Nothing should be left out: output all of the entries exactly.

--- Begin Material shown ---

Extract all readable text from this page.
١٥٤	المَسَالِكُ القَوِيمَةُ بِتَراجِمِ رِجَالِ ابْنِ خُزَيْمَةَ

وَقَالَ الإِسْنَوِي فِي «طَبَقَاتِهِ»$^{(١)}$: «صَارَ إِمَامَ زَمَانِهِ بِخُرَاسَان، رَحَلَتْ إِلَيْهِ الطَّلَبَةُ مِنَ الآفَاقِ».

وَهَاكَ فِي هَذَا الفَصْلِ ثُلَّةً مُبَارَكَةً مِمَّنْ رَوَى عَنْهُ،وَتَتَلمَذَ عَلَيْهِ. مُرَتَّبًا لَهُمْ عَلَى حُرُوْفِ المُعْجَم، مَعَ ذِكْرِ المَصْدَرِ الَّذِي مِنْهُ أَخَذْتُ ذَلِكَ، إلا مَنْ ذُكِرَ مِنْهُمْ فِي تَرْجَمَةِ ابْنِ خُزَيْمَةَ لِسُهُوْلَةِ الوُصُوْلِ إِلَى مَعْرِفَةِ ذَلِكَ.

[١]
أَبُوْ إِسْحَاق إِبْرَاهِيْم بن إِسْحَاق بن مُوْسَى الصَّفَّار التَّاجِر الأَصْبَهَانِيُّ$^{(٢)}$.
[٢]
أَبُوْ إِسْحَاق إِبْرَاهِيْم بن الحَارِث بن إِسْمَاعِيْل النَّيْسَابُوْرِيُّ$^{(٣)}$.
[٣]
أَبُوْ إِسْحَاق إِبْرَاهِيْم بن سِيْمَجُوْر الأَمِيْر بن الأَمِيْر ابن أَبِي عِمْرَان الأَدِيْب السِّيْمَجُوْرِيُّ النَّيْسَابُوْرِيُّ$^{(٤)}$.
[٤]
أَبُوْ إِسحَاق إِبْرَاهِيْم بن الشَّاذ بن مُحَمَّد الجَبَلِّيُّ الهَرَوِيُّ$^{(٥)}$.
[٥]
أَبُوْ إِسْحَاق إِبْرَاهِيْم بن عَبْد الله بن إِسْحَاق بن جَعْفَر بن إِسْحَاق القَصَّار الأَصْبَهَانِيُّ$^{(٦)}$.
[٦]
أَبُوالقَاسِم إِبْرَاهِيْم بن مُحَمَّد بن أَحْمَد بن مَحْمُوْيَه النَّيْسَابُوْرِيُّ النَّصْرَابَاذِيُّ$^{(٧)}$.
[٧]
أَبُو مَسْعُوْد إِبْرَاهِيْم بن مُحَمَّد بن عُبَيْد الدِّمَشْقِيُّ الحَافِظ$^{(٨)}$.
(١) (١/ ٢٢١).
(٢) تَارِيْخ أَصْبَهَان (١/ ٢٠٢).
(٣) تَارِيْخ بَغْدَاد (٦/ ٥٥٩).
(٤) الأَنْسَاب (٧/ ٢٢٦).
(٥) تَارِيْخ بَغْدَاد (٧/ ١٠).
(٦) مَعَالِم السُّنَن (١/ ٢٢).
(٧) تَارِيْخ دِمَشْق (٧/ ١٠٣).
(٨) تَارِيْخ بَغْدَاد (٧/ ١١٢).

--- End Material shown ---

■ **Complete response**:
Extract all readable text from this page.
١٥٤	المَسَالِكُ القَوِيمَةُ بِتَراجِمِ رِجَالِ ابْنِ خُزَيْمَةَ

وَقَالَ الإِسْنَوِي فِي «طَبَقَاتِهِ»$^{(١)}$: «صَارَ إِمَامَ زَمَانِهِ بِخُرَاسَان، رَحَلَتْ إِلَيْهِ الطَّلَبَةُ مِنَ الآفَاقِ».

وَهَاكَ فِي هَذَا الفَصْلِ ثُلَّةً مُبَارَكَةً مِمَّنْ رَوَى عَنْهُ،وَتَتَلمَذَ عَلَيْهِ. مُرَتَّبًا لَهُمْ عَلَى حُرُوْفِ المُعْجَم، مَعَ ذِكْرِ المَصْدَرِ الَّذِي مِنْهُ أَخَذْتُ ذَلِكَ، إلا مَنْ ذُكِرَ مِنْهُمْ فِي تَرْجَمَةِ ابْنِ خُزَيْمَةَ لِسُهُوْلَةِ الوُصُوْلِ إِلَى مَعْرِفَةِ ذَلِكَ.

[١]
أَبُوْ إِسْحَاق إِبْرَاهِيْم بن إِسْحَاق بن مُوْسَى الصَّفَّار التَّاجِر الأَصْبَهَانِيُّ$^{(٢)}$.
[٢]
أَبُوْ إِسْحَاق إِبْرَاهِيْم بن الحَارِث بن إِسْمَاعِيْل النَّيْسَابُوْرِيُّ$^{(٣)}$.
[٣]
أَبُوْ إِسْحَاق إِبْرَاهِيْم بن سِيْمَجُوْر الأَمِيْر بن الأَمِيْر ابن أَبِي عِمْرَان الأَدِيْب السِّيْمَجُوْرِيُّ النَّيْسَابُوْرِيُّ$^{(٤)}$.
[٤]
أَبُوْ إِسحَاق إِبْرَاهِيْم بن الشَّاذ بن مُحَمَّد الجَبَلِّيُّ الهَرَوِيُّ$^{(٥)}$.
[٥]
أَبُوْ إِسْحَاق إِبْرَاهِيْم بن عَبْد الله بن إِسْحَاق بن جَعْفَر بن إِسْحَاق القَصَّار الأَصْبَهَانِيُّ$^{(٦)}$.
[٦]
أَبُوالقَاسِم إِبْرَاهِيْم بن مُحَمَّد بن أَحْمَد بن مَحْمُوْيَه النَّيْسَابُوْرِيُّ النَّصْرَابَاذِيُّ$^{(٧)}$.
[٧]
أَبُو مَسْعُوْد إِبْرَاهِيْم بن مُحَمَّد بن عُبَيْد الدِّمَشْقِيُّ الحَافِظ$^{(٨)}$.
(١) (١/ ٢٢١).
(٢) تَارِيْخ أَصْبَهَان (١/ ٢٠٢).
(٣) تَارِيْخ بَغْدَاد (٦/ ٥٥٩).
(٤) الأَنْسَاب (٧/ ٢٢٦).
(٥) تَارِيْخ بَغْدَاد (٧/ ١٠).
(٦) مَعَالِم السُّنَن (١/ ٢٢).
(٧) تَارِيْخ دِمَشْق (٧/ ١٠٣).
(٨) تَارِيْخ بَغْدَاد (٧/ ١١٢).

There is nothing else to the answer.